Request: Omit any picture, and return the remaining data exactly as written.

↓

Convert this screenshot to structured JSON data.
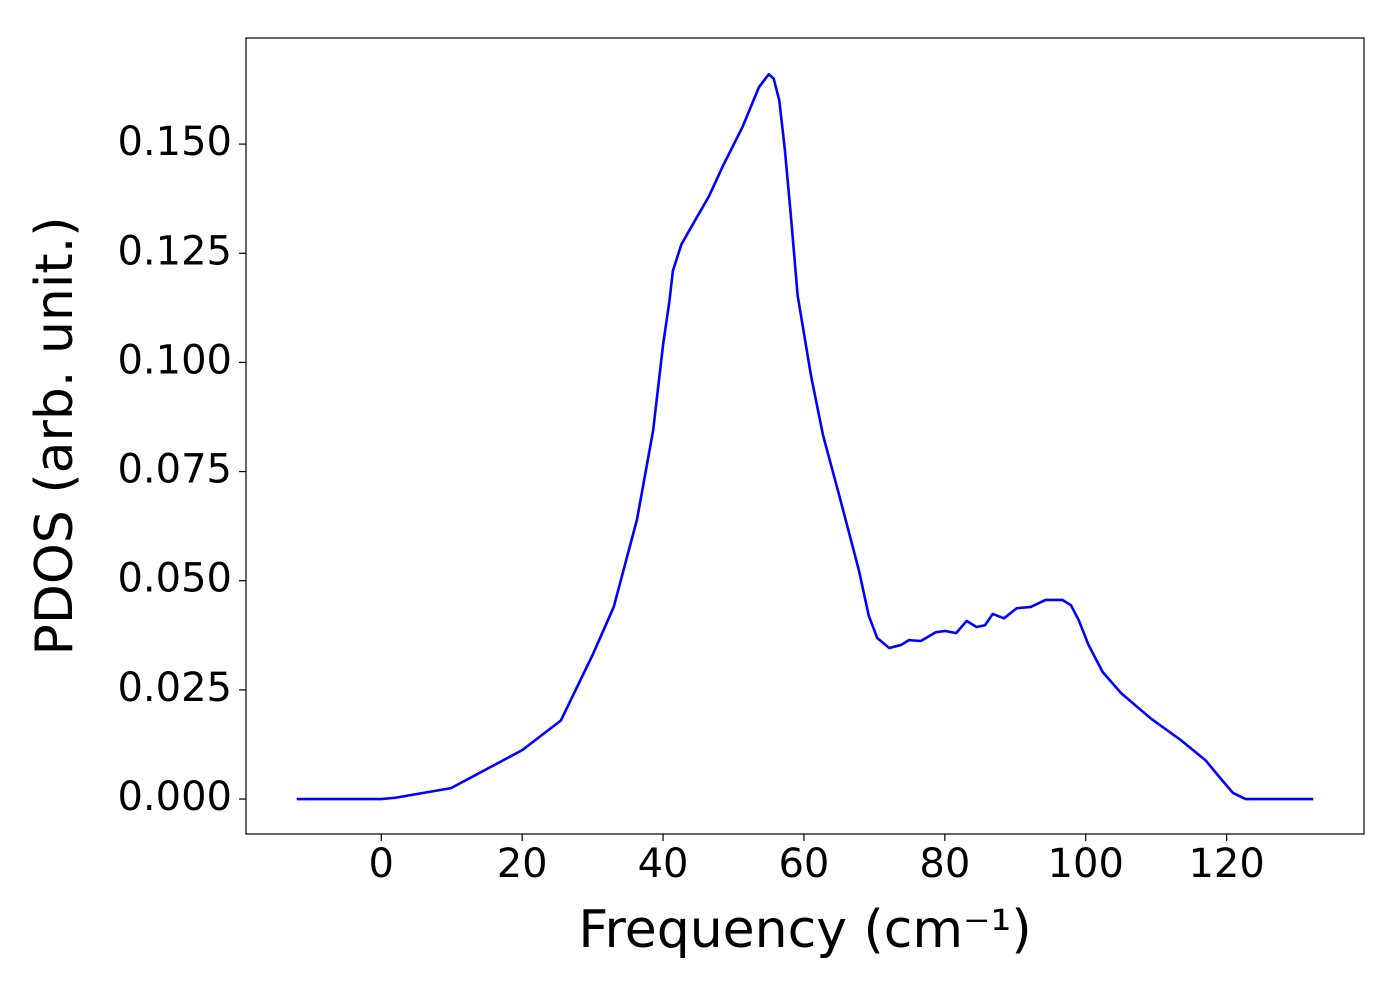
{
  "chart_data": {
    "type": "line",
    "xlabel": "Frequency (cm⁻¹)",
    "ylabel": "PDOS (arb. unit.)",
    "series": [
      {
        "color": "#0000ff",
        "x": [
          -12,
          0,
          2,
          9.9,
          20,
          25.5,
          30,
          33,
          36.3,
          38.6,
          40,
          40.9,
          41.4,
          42.6,
          44,
          46.5,
          48.5,
          51.3,
          53.6,
          55,
          55.7,
          56.5,
          57.3,
          58.2,
          59.1,
          61,
          62.7,
          65,
          67.8,
          69.2,
          70.4,
          72.1,
          73.8,
          74.9,
          76.6,
          78.7,
          80.1,
          81.6,
          83.1,
          84.5,
          85.7,
          86.8,
          88.4,
          90.2,
          92.2,
          94.3,
          96.7,
          97.9,
          99,
          100.4,
          102.4,
          105,
          109.2,
          113.5,
          117,
          119.1,
          120.9,
          122.7,
          132.3
        ],
        "values": [
          0,
          0,
          0.0003,
          0.0025,
          0.0112,
          0.018,
          0.033,
          0.044,
          0.064,
          0.0845,
          0.104,
          0.114,
          0.121,
          0.127,
          0.131,
          0.138,
          0.145,
          0.154,
          0.163,
          0.166,
          0.165,
          0.16,
          0.1486,
          0.1326,
          0.1154,
          0.097,
          0.0834,
          0.0696,
          0.0524,
          0.042,
          0.0369,
          0.0346,
          0.0353,
          0.0364,
          0.0362,
          0.0382,
          0.0385,
          0.038,
          0.0408,
          0.0394,
          0.0398,
          0.0424,
          0.0414,
          0.0437,
          0.044,
          0.0456,
          0.0456,
          0.0444,
          0.041,
          0.0353,
          0.0291,
          0.0243,
          0.0185,
          0.0135,
          0.0089,
          0.0048,
          0.0014,
          0,
          0
        ]
      }
    ],
    "xlim": [
      -19.2,
      139.5
    ],
    "xticks": [
      0,
      20,
      40,
      60,
      80,
      100,
      120
    ],
    "ylim": [
      -0.008,
      0.1743
    ],
    "yticks": [
      {
        "value": 0,
        "label": "0.000"
      },
      {
        "value": 0.025,
        "label": "0.025"
      },
      {
        "value": 0.05,
        "label": "0.050"
      },
      {
        "value": 0.075,
        "label": "0.075"
      },
      {
        "value": 0.1,
        "label": "0.100"
      },
      {
        "value": 0.125,
        "label": "0.125"
      },
      {
        "value": 0.15,
        "label": "0.150"
      }
    ],
    "grid": false
  }
}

↑

Exercise solution:
Convert this screenshot to structured JSON data.
{
  "chart_data": {
    "type": "line",
    "xlabel": "Frequency (cm⁻¹)",
    "ylabel": "PDOS (arb. unit.)",
    "series": [
      {
        "color": "#0000ff",
        "x": [
          -12,
          0,
          2,
          9.9,
          20,
          25.5,
          30,
          33,
          36.3,
          38.6,
          40,
          40.9,
          41.4,
          42.6,
          44,
          46.5,
          48.5,
          51.3,
          53.6,
          55,
          55.7,
          56.5,
          57.3,
          58.2,
          59.1,
          61,
          62.7,
          65,
          67.8,
          69.2,
          70.4,
          72.1,
          73.8,
          74.9,
          76.6,
          78.7,
          80.1,
          81.6,
          83.1,
          84.5,
          85.7,
          86.8,
          88.4,
          90.2,
          92.2,
          94.3,
          96.7,
          97.9,
          99,
          100.4,
          102.4,
          105,
          109.2,
          113.5,
          117,
          119.1,
          120.9,
          122.7,
          132.3
        ],
        "values": [
          0,
          0,
          0.0003,
          0.0025,
          0.0112,
          0.018,
          0.033,
          0.044,
          0.064,
          0.0845,
          0.104,
          0.114,
          0.121,
          0.127,
          0.131,
          0.138,
          0.145,
          0.154,
          0.163,
          0.166,
          0.165,
          0.16,
          0.1486,
          0.1326,
          0.1154,
          0.097,
          0.0834,
          0.0696,
          0.0524,
          0.042,
          0.0369,
          0.0346,
          0.0353,
          0.0364,
          0.0362,
          0.0382,
          0.0385,
          0.038,
          0.0408,
          0.0394,
          0.0398,
          0.0424,
          0.0414,
          0.0437,
          0.044,
          0.0456,
          0.0456,
          0.0444,
          0.041,
          0.0353,
          0.0291,
          0.0243,
          0.0185,
          0.0135,
          0.0089,
          0.0048,
          0.0014,
          0,
          0
        ]
      }
    ],
    "xlim": [
      -19.2,
      139.5
    ],
    "xticks": [
      0,
      20,
      40,
      60,
      80,
      100,
      120
    ],
    "ylim": [
      -0.008,
      0.1743
    ],
    "yticks": [
      {
        "value": 0,
        "label": "0.000"
      },
      {
        "value": 0.025,
        "label": "0.025"
      },
      {
        "value": 0.05,
        "label": "0.050"
      },
      {
        "value": 0.075,
        "label": "0.075"
      },
      {
        "value": 0.1,
        "label": "0.100"
      },
      {
        "value": 0.125,
        "label": "0.125"
      },
      {
        "value": 0.15,
        "label": "0.150"
      }
    ],
    "grid": false
  }
}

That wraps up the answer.